Source data:
************

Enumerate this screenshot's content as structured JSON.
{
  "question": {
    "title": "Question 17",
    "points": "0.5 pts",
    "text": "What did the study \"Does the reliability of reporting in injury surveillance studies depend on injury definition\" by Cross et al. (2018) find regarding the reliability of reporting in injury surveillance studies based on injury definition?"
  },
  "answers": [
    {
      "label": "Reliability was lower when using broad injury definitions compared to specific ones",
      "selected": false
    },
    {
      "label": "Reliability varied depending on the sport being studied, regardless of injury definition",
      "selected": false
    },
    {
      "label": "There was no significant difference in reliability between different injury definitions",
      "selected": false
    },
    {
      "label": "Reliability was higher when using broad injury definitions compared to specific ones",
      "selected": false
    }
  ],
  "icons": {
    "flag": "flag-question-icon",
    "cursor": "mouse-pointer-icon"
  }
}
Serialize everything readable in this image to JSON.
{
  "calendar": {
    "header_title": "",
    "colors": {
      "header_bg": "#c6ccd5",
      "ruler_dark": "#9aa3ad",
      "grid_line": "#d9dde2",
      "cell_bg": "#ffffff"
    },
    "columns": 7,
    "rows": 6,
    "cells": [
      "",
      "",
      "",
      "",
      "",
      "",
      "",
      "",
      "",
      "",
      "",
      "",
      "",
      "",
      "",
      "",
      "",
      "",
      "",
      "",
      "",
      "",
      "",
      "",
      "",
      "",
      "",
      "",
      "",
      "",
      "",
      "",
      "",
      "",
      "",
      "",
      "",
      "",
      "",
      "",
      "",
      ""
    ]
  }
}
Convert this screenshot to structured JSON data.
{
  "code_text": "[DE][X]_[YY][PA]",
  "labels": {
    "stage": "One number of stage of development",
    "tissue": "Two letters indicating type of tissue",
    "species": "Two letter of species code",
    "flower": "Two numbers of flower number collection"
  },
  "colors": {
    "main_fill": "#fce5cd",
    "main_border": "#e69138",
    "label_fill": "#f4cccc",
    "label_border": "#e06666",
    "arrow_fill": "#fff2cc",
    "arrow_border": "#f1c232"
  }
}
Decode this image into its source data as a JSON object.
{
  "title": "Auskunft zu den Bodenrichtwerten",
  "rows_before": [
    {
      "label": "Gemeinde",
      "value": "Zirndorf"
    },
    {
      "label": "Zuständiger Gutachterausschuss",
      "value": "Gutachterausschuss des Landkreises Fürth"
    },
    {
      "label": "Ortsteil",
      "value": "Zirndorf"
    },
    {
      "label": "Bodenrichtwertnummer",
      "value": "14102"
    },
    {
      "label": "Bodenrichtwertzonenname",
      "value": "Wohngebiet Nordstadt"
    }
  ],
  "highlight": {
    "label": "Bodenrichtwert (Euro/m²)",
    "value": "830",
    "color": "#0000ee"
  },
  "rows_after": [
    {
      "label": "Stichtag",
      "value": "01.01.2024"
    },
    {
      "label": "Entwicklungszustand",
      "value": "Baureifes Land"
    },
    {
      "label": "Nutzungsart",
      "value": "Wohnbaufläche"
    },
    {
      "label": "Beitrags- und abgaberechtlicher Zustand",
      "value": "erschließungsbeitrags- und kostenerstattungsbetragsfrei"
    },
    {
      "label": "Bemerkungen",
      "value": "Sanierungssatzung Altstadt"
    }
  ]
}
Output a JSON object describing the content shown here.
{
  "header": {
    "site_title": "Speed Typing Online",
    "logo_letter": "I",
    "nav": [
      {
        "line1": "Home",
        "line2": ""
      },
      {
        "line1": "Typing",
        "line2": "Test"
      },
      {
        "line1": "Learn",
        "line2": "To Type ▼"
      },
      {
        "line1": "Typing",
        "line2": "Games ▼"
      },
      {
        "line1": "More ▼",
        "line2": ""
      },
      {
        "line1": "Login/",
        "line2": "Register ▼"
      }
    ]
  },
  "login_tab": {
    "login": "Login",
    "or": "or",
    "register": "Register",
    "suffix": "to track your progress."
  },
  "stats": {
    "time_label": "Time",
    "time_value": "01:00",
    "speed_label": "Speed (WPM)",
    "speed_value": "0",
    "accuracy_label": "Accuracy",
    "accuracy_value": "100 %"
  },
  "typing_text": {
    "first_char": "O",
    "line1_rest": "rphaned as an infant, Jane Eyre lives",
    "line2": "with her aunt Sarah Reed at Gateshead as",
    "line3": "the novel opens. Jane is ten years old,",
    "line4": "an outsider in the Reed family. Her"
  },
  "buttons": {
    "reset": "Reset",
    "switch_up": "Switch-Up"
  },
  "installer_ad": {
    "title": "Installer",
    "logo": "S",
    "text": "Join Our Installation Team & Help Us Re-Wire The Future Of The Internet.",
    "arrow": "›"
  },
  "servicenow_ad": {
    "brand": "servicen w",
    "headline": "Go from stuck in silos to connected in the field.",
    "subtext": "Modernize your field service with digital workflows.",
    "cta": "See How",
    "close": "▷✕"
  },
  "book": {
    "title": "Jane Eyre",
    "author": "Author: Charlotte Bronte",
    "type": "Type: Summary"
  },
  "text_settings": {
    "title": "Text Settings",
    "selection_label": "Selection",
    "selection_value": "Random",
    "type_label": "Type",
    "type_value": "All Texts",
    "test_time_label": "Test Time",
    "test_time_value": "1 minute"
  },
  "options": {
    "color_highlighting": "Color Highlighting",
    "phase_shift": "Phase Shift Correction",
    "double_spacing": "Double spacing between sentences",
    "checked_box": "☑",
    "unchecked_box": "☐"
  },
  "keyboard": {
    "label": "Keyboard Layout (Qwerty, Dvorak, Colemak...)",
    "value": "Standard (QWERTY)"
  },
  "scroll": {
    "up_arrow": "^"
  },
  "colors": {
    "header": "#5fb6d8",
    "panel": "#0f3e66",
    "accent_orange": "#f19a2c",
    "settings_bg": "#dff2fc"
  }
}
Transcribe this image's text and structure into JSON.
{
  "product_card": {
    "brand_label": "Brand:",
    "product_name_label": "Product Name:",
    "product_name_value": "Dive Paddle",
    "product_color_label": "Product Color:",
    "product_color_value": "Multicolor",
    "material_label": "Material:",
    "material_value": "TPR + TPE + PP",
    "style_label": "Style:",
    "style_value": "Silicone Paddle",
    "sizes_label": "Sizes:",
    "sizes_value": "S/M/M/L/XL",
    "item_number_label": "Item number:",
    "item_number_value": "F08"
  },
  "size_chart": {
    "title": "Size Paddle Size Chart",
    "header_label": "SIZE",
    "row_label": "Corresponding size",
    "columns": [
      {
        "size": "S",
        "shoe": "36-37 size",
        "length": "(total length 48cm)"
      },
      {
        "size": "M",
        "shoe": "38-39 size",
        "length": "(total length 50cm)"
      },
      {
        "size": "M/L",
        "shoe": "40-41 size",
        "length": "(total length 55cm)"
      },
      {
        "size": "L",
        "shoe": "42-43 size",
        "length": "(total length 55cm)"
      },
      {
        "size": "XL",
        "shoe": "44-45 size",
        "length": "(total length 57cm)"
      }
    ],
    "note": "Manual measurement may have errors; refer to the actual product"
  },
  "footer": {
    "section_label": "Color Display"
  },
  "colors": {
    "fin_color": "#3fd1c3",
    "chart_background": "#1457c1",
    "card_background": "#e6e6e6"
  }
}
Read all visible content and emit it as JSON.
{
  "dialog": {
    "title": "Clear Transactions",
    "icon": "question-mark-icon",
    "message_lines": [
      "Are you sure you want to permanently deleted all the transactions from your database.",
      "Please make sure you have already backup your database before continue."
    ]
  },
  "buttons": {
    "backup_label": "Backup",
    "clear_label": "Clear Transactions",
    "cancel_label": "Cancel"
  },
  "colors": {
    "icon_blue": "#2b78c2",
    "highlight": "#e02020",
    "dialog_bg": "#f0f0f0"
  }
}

************

→ **What the task requires**
Output the records verbatim, from the first line to the last.

→ **Answer below**
Enumerate this screenshot's content as structured JSON.
{
  "question": {
    "title": "Question 17",
    "points": "0.5 pts",
    "text": "What did the study \"Does the reliability of reporting in injury surveillance studies depend on injury definition\" by Cross et al. (2018) find regarding the reliability of reporting in injury surveillance studies based on injury definition?"
  },
  "answers": [
    {
      "label": "Reliability was lower when using broad injury definitions compared to specific ones",
      "selected": false
    },
    {
      "label": "Reliability varied depending on the sport being studied, regardless of injury definition",
      "selected": false
    },
    {
      "label": "There was no significant difference in reliability between different injury definitions",
      "selected": false
    },
    {
      "label": "Reliability was higher when using broad injury definitions compared to specific ones",
      "selected": false
    }
  ],
  "icons": {
    "flag": "flag-question-icon",
    "cursor": "mouse-pointer-icon"
  }
}
Serialize everything readable in this image to JSON.
{
  "calendar": {
    "header_title": "",
    "colors": {
      "header_bg": "#c6ccd5",
      "ruler_dark": "#9aa3ad",
      "grid_line": "#d9dde2",
      "cell_bg": "#ffffff"
    },
    "columns": 7,
    "rows": 6,
    "cells": [
      "",
      "",
      "",
      "",
      "",
      "",
      "",
      "",
      "",
      "",
      "",
      "",
      "",
      "",
      "",
      "",
      "",
      "",
      "",
      "",
      "",
      "",
      "",
      "",
      "",
      "",
      "",
      "",
      "",
      "",
      "",
      "",
      "",
      "",
      "",
      "",
      "",
      "",
      "",
      "",
      "",
      ""
    ]
  }
}
Convert this screenshot to structured JSON data.
{
  "code_text": "[DE][X]_[YY][PA]",
  "labels": {
    "stage": "One number of stage of development",
    "tissue": "Two letters indicating type of tissue",
    "species": "Two letter of species code",
    "flower": "Two numbers of flower number collection"
  },
  "colors": {
    "main_fill": "#fce5cd",
    "main_border": "#e69138",
    "label_fill": "#f4cccc",
    "label_border": "#e06666",
    "arrow_fill": "#fff2cc",
    "arrow_border": "#f1c232"
  }
}
Decode this image into its source data as a JSON object.
{
  "title": "Auskunft zu den Bodenrichtwerten",
  "rows_before": [
    {
      "label": "Gemeinde",
      "value": "Zirndorf"
    },
    {
      "label": "Zuständiger Gutachterausschuss",
      "value": "Gutachterausschuss des Landkreises Fürth"
    },
    {
      "label": "Ortsteil",
      "value": "Zirndorf"
    },
    {
      "label": "Bodenrichtwertnummer",
      "value": "14102"
    },
    {
      "label": "Bodenrichtwertzonenname",
      "value": "Wohngebiet Nordstadt"
    }
  ],
  "highlight": {
    "label": "Bodenrichtwert (Euro/m²)",
    "value": "830",
    "color": "#0000ee"
  },
  "rows_after": [
    {
      "label": "Stichtag",
      "value": "01.01.2024"
    },
    {
      "label": "Entwicklungszustand",
      "value": "Baureifes Land"
    },
    {
      "label": "Nutzungsart",
      "value": "Wohnbaufläche"
    },
    {
      "label": "Beitrags- und abgaberechtlicher Zustand",
      "value": "erschließungsbeitrags- und kostenerstattungsbetragsfrei"
    },
    {
      "label": "Bemerkungen",
      "value": "Sanierungssatzung Altstadt"
    }
  ]
}
Output a JSON object describing the content shown here.
{
  "header": {
    "site_title": "Speed Typing Online",
    "logo_letter": "I",
    "nav": [
      {
        "line1": "Home",
        "line2": ""
      },
      {
        "line1": "Typing",
        "line2": "Test"
      },
      {
        "line1": "Learn",
        "line2": "To Type ▼"
      },
      {
        "line1": "Typing",
        "line2": "Games ▼"
      },
      {
        "line1": "More ▼",
        "line2": ""
      },
      {
        "line1": "Login/",
        "line2": "Register ▼"
      }
    ]
  },
  "login_tab": {
    "login": "Login",
    "or": "or",
    "register": "Register",
    "suffix": "to track your progress."
  },
  "stats": {
    "time_label": "Time",
    "time_value": "01:00",
    "speed_label": "Speed (WPM)",
    "speed_value": "0",
    "accuracy_label": "Accuracy",
    "accuracy_value": "100 %"
  },
  "typing_text": {
    "first_char": "O",
    "line1_rest": "rphaned as an infant, Jane Eyre lives",
    "line2": "with her aunt Sarah Reed at Gateshead as",
    "line3": "the novel opens. Jane is ten years old,",
    "line4": "an outsider in the Reed family. Her"
  },
  "buttons": {
    "reset": "Reset",
    "switch_up": "Switch-Up"
  },
  "installer_ad": {
    "title": "Installer",
    "logo": "S",
    "text": "Join Our Installation Team & Help Us Re-Wire The Future Of The Internet.",
    "arrow": "›"
  },
  "servicenow_ad": {
    "brand": "servicen w",
    "headline": "Go from stuck in silos to connected in the field.",
    "subtext": "Modernize your field service with digital workflows.",
    "cta": "See How",
    "close": "▷✕"
  },
  "book": {
    "title": "Jane Eyre",
    "author": "Author: Charlotte Bronte",
    "type": "Type: Summary"
  },
  "text_settings": {
    "title": "Text Settings",
    "selection_label": "Selection",
    "selection_value": "Random",
    "type_label": "Type",
    "type_value": "All Texts",
    "test_time_label": "Test Time",
    "test_time_value": "1 minute"
  },
  "options": {
    "color_highlighting": "Color Highlighting",
    "phase_shift": "Phase Shift Correction",
    "double_spacing": "Double spacing between sentences",
    "checked_box": "☑",
    "unchecked_box": "☐"
  },
  "keyboard": {
    "label": "Keyboard Layout (Qwerty, Dvorak, Colemak...)",
    "value": "Standard (QWERTY)"
  },
  "scroll": {
    "up_arrow": "^"
  },
  "colors": {
    "header": "#5fb6d8",
    "panel": "#0f3e66",
    "accent_orange": "#f19a2c",
    "settings_bg": "#dff2fc"
  }
}
Transcribe this image's text and structure into JSON.
{
  "product_card": {
    "brand_label": "Brand:",
    "product_name_label": "Product Name:",
    "product_name_value": "Dive Paddle",
    "product_color_label": "Product Color:",
    "product_color_value": "Multicolor",
    "material_label": "Material:",
    "material_value": "TPR + TPE + PP",
    "style_label": "Style:",
    "style_value": "Silicone Paddle",
    "sizes_label": "Sizes:",
    "sizes_value": "S/M/M/L/XL",
    "item_number_label": "Item number:",
    "item_number_value": "F08"
  },
  "size_chart": {
    "title": "Size Paddle Size Chart",
    "header_label": "SIZE",
    "row_label": "Corresponding size",
    "columns": [
      {
        "size": "S",
        "shoe": "36-37 size",
        "length": "(total length 48cm)"
      },
      {
        "size": "M",
        "shoe": "38-39 size",
        "length": "(total length 50cm)"
      },
      {
        "size": "M/L",
        "shoe": "40-41 size",
        "length": "(total length 55cm)"
      },
      {
        "size": "L",
        "shoe": "42-43 size",
        "length": "(total length 55cm)"
      },
      {
        "size": "XL",
        "shoe": "44-45 size",
        "length": "(total length 57cm)"
      }
    ],
    "note": "Manual measurement may have errors; refer to the actual product"
  },
  "footer": {
    "section_label": "Color Display"
  },
  "colors": {
    "fin_color": "#3fd1c3",
    "chart_background": "#1457c1",
    "card_background": "#e6e6e6"
  }
}
Read all visible content and emit it as JSON.
{
  "dialog": {
    "title": "Clear Transactions",
    "icon": "question-mark-icon",
    "message_lines": [
      "Are you sure you want to permanently deleted all the transactions from your database.",
      "Please make sure you have already backup your database before continue."
    ]
  },
  "buttons": {
    "backup_label": "Backup",
    "clear_label": "Clear Transactions",
    "cancel_label": "Cancel"
  },
  "colors": {
    "icon_blue": "#2b78c2",
    "highlight": "#e02020",
    "dialog_bg": "#f0f0f0"
  }
}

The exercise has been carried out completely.